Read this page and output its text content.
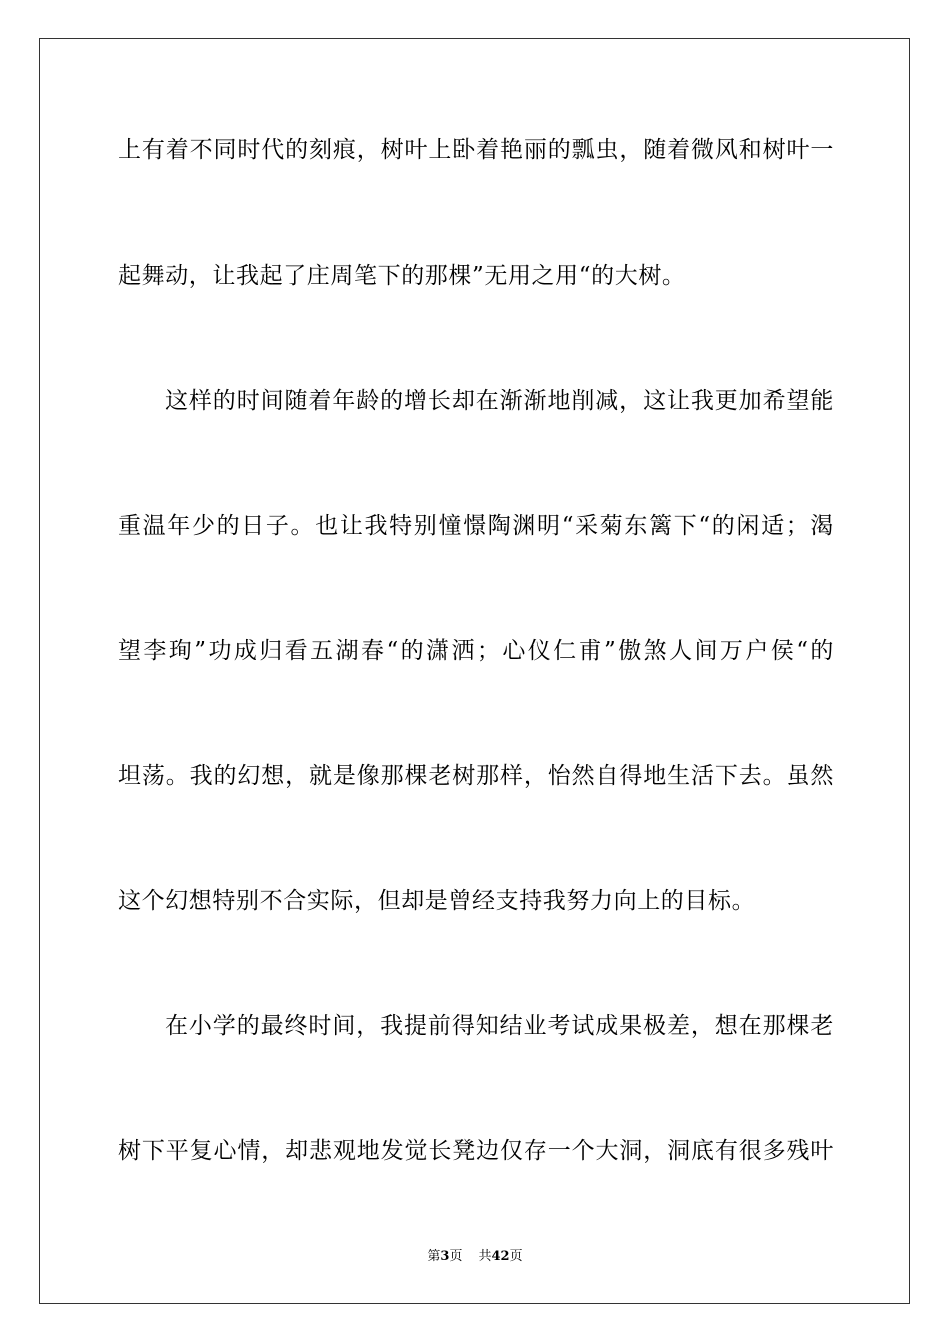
上有着不同时代的刻痕，树叶上卧着艳丽的瓢虫，随着微风和树叶一
起舞动，让我起了庄周笔下的那棵”无用之用“的大树。
这样的时间随着年龄的增长却在渐渐地削减，这让我更加希望能
重温年少的日子。也让我特别憧憬陶渊明“采菊东篱下“的闲适；渴
望李珣”功成归看五湖春“的潇洒；心仪仁甫”傲煞人间万户侯“的
坦荡。我的幻想，就是像那棵老树那样，怡然自得地生活下去。虽然
这个幻想特别不合实际，但却是曾经支持我努力向上的目标。
在小学的最终时间，我提前得知结业考试成果极差，想在那棵老
树下平复心情，却悲观地发觉长凳边仅存一个大洞，洞底有很多残叶
第3页 共42页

» What to work on
All of the data above should be transcribed verbatim, with pictures omitted.

» Problem solution
Read this page and output its text content.
上有着不同时代的刻痕，树叶上卧着艳丽的瓢虫，随着微风和树叶一
起舞动，让我起了庄周笔下的那棵”无用之用“的大树。
这样的时间随着年龄的增长却在渐渐地削减，这让我更加希望能
重温年少的日子。也让我特别憧憬陶渊明“采菊东篱下“的闲适；渴
望李珣”功成归看五湖春“的潇洒；心仪仁甫”傲煞人间万户侯“的
坦荡。我的幻想，就是像那棵老树那样，怡然自得地生活下去。虽然
这个幻想特别不合实际，但却是曾经支持我努力向上的目标。
在小学的最终时间，我提前得知结业考试成果极差，想在那棵老
树下平复心情，却悲观地发觉长凳边仅存一个大洞，洞底有很多残叶
第3页 共42页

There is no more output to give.